Records shown:

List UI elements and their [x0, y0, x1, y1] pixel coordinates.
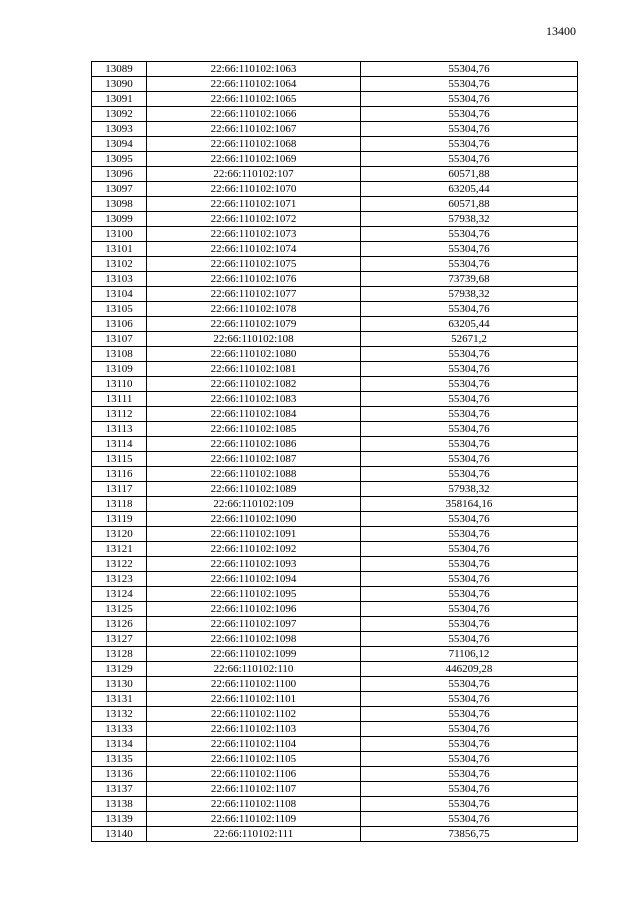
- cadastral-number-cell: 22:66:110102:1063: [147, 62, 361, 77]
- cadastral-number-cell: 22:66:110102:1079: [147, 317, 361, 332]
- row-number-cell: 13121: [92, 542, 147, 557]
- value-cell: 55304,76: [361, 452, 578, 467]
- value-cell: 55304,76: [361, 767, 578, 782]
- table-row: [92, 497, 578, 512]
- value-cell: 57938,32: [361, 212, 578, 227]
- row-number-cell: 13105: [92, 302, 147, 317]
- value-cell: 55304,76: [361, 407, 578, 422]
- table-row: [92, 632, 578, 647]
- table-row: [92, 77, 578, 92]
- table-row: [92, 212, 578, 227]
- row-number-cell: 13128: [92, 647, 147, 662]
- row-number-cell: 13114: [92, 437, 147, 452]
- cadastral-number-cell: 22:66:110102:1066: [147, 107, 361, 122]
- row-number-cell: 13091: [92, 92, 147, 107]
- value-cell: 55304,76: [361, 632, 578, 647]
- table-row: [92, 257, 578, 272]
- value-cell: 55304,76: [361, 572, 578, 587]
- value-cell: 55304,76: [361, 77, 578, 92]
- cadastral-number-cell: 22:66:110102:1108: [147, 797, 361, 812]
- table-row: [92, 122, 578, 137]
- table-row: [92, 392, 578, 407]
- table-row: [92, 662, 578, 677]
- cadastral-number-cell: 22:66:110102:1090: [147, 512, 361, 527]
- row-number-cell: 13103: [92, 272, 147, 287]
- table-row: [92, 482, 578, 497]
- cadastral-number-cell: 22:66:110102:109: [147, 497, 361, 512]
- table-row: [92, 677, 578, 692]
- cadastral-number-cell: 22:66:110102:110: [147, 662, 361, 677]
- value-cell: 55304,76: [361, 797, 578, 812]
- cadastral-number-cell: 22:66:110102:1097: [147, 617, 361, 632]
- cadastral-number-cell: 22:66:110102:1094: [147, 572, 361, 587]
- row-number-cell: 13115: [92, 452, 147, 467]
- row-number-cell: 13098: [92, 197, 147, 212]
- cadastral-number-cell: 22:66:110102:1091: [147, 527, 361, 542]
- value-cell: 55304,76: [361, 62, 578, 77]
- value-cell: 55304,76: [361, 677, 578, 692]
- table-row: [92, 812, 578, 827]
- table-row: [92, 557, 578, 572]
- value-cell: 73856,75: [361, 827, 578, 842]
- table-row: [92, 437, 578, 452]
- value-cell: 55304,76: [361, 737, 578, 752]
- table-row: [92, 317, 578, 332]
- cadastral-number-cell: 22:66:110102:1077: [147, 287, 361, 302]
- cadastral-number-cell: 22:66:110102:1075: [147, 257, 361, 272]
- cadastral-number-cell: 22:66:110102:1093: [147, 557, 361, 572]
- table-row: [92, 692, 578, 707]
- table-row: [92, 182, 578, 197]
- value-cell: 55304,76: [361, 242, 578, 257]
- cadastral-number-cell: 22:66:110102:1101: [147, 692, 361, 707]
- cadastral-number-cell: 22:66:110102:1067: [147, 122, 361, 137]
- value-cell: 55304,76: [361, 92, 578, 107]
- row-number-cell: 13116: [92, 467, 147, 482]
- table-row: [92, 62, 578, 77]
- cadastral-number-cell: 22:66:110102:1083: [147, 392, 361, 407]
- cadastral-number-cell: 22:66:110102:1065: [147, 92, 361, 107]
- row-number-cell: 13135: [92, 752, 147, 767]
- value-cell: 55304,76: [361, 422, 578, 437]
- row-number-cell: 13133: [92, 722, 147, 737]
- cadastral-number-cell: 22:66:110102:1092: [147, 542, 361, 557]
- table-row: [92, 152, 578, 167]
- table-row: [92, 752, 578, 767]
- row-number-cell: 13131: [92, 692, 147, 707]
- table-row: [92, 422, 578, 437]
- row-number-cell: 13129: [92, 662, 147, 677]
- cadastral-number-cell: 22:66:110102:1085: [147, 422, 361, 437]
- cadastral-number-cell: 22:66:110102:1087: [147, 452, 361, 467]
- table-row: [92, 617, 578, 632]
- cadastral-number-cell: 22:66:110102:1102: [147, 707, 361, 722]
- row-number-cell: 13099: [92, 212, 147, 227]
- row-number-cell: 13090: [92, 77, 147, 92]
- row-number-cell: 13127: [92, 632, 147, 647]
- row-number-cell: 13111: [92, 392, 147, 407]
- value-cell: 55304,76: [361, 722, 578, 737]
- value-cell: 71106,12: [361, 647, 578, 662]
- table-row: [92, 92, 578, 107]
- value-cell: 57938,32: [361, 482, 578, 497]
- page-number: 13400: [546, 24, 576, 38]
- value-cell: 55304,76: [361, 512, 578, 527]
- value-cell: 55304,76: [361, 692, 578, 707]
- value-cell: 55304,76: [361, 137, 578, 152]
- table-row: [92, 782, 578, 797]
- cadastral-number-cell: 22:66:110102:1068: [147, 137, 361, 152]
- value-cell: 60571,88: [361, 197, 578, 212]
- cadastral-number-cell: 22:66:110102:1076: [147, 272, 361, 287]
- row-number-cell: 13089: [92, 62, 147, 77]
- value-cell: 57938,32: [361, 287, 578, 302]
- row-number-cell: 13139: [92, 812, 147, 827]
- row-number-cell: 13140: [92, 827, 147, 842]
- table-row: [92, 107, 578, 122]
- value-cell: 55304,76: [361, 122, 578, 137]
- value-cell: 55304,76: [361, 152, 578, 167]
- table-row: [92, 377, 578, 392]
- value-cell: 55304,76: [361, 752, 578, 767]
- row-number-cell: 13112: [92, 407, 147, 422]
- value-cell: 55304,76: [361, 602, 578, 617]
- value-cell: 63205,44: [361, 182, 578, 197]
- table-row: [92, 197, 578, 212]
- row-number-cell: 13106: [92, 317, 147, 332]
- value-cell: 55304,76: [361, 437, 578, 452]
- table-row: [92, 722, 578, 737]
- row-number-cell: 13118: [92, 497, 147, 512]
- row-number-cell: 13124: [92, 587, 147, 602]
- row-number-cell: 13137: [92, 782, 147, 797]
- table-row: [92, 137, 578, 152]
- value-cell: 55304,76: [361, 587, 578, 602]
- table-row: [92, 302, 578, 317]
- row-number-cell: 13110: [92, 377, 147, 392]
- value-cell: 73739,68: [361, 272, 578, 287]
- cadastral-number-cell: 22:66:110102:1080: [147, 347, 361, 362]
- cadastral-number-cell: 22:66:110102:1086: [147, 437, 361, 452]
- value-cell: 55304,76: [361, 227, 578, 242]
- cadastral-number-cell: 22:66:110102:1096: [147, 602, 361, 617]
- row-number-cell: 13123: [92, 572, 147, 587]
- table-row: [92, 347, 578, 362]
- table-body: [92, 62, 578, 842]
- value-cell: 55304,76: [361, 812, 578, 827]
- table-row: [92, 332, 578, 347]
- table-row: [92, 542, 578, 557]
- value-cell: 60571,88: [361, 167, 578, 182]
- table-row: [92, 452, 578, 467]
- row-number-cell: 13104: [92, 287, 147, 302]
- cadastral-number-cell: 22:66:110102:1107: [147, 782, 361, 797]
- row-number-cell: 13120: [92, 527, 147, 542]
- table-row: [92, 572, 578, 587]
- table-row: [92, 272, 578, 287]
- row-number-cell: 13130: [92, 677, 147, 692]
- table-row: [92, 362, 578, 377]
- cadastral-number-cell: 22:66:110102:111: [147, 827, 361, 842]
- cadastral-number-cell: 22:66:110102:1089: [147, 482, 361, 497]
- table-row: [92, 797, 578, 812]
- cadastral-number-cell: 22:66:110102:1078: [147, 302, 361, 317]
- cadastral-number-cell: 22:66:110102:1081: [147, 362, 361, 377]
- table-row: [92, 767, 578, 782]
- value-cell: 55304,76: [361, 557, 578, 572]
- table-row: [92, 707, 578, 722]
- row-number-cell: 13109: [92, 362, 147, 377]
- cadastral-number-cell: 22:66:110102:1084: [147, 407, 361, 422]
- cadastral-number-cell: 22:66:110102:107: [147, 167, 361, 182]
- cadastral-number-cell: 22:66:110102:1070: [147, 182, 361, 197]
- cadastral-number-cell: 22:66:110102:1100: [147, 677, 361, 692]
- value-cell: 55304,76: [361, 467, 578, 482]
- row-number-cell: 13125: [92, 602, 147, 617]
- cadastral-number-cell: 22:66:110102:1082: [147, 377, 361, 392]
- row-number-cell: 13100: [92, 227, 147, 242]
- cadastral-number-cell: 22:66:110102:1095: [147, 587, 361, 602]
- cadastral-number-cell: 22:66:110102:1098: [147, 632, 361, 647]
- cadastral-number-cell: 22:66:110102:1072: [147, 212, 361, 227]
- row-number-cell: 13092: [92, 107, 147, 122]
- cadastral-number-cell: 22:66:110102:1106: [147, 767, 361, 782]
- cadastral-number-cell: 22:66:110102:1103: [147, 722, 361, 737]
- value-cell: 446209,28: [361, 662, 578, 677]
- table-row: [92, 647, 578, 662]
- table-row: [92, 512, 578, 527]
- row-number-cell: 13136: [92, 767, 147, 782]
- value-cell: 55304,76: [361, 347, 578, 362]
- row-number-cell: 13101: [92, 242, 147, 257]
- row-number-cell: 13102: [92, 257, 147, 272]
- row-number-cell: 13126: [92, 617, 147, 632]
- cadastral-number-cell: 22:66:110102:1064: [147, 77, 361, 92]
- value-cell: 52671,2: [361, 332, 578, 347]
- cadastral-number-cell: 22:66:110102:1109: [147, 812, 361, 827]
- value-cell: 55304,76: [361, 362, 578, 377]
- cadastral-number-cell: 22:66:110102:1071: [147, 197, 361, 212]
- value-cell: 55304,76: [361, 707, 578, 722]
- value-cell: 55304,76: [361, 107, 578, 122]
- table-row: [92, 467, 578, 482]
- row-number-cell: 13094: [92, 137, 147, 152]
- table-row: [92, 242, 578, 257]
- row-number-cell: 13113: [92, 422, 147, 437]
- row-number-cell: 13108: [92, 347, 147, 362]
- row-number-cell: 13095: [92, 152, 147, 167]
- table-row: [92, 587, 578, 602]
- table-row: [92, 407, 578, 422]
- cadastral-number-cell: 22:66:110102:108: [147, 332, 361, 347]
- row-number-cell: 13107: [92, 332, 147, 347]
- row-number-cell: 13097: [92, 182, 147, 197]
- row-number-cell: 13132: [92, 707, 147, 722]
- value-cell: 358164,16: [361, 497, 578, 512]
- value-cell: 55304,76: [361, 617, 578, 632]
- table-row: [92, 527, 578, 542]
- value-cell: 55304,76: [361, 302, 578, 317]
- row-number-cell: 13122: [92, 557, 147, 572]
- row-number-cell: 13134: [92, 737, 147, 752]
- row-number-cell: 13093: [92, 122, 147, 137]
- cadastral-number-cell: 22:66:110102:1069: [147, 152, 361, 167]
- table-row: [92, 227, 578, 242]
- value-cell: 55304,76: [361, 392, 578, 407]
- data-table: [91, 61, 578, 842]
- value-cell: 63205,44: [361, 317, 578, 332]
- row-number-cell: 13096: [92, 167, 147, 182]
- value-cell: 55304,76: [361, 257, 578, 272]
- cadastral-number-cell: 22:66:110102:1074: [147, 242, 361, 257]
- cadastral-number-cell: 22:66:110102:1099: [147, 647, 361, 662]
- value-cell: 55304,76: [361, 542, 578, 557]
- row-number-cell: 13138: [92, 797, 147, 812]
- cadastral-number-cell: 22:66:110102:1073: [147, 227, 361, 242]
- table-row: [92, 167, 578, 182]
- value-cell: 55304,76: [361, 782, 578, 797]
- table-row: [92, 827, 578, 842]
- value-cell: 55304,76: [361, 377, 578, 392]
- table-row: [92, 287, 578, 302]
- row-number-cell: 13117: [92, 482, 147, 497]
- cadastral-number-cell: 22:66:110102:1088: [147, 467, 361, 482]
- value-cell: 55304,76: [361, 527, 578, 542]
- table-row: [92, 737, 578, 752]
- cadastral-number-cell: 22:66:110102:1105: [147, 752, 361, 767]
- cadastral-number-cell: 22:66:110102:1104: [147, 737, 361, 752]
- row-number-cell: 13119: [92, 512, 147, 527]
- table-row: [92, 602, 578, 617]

--

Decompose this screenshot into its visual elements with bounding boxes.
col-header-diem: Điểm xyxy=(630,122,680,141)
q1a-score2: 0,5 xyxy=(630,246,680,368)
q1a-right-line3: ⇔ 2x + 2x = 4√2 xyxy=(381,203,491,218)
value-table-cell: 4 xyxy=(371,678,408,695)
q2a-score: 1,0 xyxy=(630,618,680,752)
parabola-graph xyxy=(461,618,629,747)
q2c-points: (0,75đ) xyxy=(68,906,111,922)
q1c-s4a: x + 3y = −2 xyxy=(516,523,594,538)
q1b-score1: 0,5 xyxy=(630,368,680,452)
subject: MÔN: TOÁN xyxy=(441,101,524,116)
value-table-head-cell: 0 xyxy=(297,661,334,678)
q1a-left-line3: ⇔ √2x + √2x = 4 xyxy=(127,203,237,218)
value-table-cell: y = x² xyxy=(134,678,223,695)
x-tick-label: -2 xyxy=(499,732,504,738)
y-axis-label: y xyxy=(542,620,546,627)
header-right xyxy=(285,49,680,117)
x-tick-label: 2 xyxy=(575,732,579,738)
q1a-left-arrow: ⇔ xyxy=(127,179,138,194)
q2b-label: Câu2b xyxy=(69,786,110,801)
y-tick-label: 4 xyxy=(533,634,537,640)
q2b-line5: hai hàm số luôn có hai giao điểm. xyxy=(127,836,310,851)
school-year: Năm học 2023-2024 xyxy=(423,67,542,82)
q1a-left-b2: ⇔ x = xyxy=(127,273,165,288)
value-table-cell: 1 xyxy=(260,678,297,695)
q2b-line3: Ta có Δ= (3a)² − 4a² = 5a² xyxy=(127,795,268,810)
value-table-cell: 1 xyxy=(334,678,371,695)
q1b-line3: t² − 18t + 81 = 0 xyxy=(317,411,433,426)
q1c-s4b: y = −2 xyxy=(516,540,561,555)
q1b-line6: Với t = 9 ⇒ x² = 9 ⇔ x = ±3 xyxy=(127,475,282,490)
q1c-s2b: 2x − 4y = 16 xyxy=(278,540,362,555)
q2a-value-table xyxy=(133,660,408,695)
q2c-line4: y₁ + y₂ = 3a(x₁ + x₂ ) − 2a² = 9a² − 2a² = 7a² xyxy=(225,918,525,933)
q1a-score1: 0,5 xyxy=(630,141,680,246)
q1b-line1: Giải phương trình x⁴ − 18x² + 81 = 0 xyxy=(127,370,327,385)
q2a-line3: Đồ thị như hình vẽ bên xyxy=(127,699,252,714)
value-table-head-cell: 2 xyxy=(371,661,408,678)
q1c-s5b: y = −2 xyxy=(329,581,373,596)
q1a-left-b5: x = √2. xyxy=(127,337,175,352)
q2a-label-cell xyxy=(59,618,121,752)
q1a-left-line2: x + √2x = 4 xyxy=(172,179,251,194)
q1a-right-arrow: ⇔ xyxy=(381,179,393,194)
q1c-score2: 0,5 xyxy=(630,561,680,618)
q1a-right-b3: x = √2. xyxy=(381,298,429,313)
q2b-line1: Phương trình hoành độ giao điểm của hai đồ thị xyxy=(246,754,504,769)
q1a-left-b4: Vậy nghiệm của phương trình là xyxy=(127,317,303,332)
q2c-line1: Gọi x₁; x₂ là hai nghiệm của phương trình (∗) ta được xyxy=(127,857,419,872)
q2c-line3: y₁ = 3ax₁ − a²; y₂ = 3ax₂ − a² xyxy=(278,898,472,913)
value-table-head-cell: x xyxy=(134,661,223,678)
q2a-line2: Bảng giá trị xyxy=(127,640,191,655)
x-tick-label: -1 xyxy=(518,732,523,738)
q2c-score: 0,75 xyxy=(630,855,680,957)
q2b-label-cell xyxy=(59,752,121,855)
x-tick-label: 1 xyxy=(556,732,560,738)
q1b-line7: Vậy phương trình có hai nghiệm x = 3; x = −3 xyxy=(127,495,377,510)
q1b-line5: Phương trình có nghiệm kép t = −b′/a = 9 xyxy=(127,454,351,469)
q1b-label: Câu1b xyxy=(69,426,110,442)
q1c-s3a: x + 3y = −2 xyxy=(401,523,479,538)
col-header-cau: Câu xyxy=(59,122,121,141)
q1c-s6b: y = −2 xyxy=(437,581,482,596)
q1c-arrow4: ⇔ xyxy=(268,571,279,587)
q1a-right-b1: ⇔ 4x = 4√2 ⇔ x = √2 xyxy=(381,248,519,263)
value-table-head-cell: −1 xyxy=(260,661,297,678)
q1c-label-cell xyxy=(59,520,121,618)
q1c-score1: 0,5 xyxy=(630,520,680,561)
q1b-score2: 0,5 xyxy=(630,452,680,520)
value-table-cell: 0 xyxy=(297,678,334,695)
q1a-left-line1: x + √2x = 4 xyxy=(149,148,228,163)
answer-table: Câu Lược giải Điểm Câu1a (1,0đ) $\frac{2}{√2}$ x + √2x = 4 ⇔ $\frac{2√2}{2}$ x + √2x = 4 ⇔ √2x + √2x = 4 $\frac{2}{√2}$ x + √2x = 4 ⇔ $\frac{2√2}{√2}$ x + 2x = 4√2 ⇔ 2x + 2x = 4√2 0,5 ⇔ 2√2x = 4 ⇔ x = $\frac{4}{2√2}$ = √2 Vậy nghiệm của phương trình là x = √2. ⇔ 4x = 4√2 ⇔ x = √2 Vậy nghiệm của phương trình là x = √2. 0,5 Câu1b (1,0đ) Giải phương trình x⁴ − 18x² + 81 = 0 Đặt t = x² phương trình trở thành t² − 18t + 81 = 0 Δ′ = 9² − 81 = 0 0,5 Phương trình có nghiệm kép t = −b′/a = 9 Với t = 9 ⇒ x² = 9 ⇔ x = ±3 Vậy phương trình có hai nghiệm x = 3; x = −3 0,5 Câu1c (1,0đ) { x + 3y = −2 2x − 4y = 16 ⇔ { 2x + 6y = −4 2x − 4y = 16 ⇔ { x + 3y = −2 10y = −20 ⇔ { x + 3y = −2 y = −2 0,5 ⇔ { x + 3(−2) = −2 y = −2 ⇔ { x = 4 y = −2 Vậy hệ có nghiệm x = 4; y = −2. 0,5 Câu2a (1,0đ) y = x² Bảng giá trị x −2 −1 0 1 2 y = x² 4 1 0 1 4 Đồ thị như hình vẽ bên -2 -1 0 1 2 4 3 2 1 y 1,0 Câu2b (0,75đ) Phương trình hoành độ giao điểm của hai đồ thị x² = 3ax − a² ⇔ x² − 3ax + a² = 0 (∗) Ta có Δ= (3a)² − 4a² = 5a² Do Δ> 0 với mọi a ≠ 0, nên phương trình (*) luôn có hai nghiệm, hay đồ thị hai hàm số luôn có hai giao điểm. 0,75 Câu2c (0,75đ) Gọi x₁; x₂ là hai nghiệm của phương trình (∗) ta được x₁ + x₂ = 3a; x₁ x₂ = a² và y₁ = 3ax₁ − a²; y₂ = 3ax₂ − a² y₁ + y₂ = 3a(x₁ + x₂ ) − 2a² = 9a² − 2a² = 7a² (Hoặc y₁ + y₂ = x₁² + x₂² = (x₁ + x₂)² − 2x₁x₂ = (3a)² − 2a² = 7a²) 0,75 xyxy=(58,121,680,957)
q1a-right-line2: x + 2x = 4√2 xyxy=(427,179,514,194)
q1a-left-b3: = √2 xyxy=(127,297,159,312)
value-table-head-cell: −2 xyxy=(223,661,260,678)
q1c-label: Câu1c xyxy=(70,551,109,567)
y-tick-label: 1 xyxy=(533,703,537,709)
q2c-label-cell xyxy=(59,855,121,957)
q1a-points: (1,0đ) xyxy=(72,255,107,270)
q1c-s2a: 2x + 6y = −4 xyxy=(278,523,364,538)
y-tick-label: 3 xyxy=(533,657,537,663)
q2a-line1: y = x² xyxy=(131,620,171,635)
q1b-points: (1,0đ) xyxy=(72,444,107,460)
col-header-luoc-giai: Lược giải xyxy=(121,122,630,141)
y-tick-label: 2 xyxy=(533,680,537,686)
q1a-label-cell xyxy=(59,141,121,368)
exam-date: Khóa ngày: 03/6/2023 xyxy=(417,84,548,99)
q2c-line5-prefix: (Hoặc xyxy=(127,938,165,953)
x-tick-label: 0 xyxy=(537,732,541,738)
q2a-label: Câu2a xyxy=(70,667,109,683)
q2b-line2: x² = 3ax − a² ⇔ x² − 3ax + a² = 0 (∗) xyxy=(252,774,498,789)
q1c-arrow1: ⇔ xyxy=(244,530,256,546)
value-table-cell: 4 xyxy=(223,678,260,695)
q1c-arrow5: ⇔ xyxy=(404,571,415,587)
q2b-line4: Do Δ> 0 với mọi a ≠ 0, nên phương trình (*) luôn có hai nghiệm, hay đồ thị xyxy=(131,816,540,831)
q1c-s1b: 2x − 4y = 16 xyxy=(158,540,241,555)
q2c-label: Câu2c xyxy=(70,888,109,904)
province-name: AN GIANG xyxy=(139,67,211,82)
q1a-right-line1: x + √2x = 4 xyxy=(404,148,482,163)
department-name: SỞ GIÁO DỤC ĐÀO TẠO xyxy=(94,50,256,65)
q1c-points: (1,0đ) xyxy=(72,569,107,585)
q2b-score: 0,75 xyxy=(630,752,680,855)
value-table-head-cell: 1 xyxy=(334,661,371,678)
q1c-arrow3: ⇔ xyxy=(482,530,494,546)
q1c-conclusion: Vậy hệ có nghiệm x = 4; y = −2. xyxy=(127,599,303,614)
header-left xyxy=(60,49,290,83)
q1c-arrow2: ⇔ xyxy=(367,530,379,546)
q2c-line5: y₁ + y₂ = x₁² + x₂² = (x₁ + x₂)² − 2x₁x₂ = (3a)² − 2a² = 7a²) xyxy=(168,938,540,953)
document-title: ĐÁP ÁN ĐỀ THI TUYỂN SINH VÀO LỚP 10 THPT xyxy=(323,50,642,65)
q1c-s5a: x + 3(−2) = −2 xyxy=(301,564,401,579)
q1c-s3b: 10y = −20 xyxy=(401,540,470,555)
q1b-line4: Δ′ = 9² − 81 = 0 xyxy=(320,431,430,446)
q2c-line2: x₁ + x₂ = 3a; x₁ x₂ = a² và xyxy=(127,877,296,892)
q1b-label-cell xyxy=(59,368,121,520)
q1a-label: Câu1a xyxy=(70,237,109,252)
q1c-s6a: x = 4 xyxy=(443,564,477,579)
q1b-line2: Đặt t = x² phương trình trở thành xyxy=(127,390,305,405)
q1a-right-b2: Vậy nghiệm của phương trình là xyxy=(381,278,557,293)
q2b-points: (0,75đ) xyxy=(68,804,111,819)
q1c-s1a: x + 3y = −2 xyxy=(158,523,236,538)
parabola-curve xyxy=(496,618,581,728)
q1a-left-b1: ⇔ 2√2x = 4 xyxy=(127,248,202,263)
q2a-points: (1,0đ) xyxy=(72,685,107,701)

...

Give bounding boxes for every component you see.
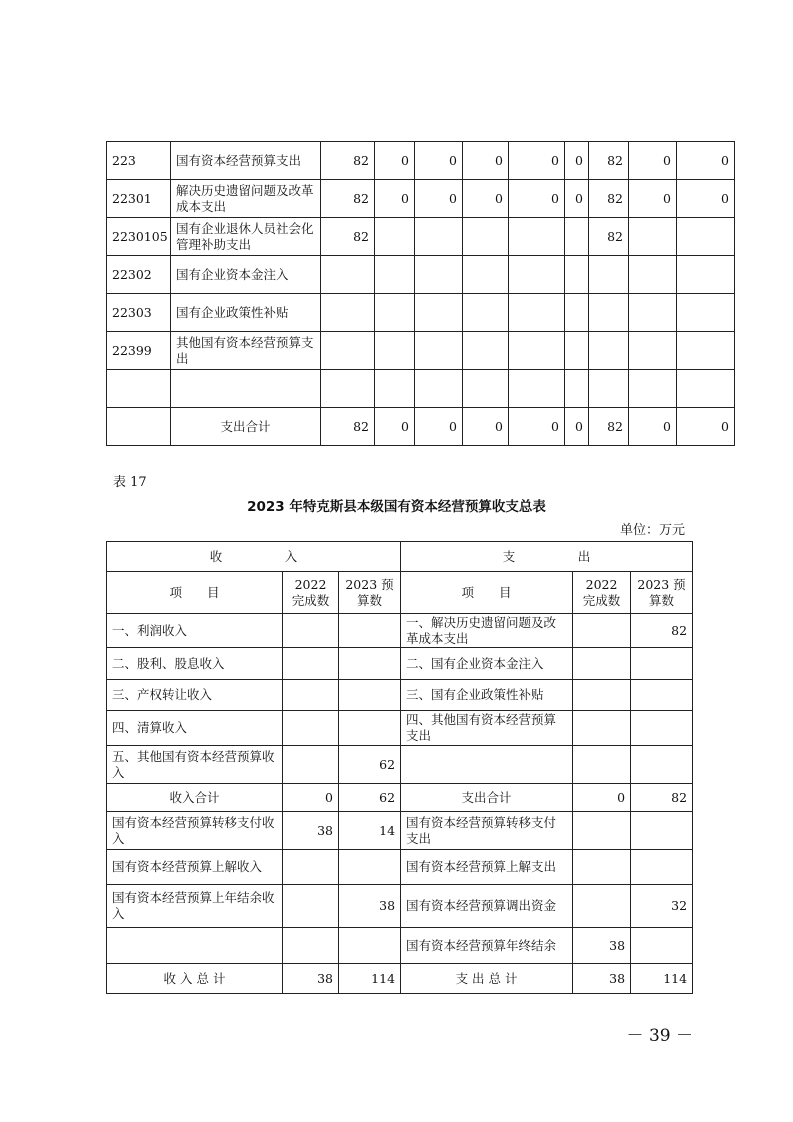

Exercise requirements: Copy the stretch of lines from the one containing "List UI elements" through the one containing "- table-row: [92, 632, 578, 647]", both included, without changing them. Omit the pictures from your copy.

Task result:
List UI elements and their [x0, y0, x1, y1] pixel coordinates.
- cadastral-number-cell: 22:66:110102:1063: [147, 62, 361, 77]
- cadastral-number-cell: 22:66:110102:1079: [147, 317, 361, 332]
- row-number-cell: 13121: [92, 542, 147, 557]
- value-cell: 55304,76: [361, 452, 578, 467]
- value-cell: 55304,76: [361, 767, 578, 782]
- table-row: [92, 497, 578, 512]
- value-cell: 57938,32: [361, 212, 578, 227]
- row-number-cell: 13105: [92, 302, 147, 317]
- value-cell: 55304,76: [361, 407, 578, 422]
- table-row: [92, 632, 578, 647]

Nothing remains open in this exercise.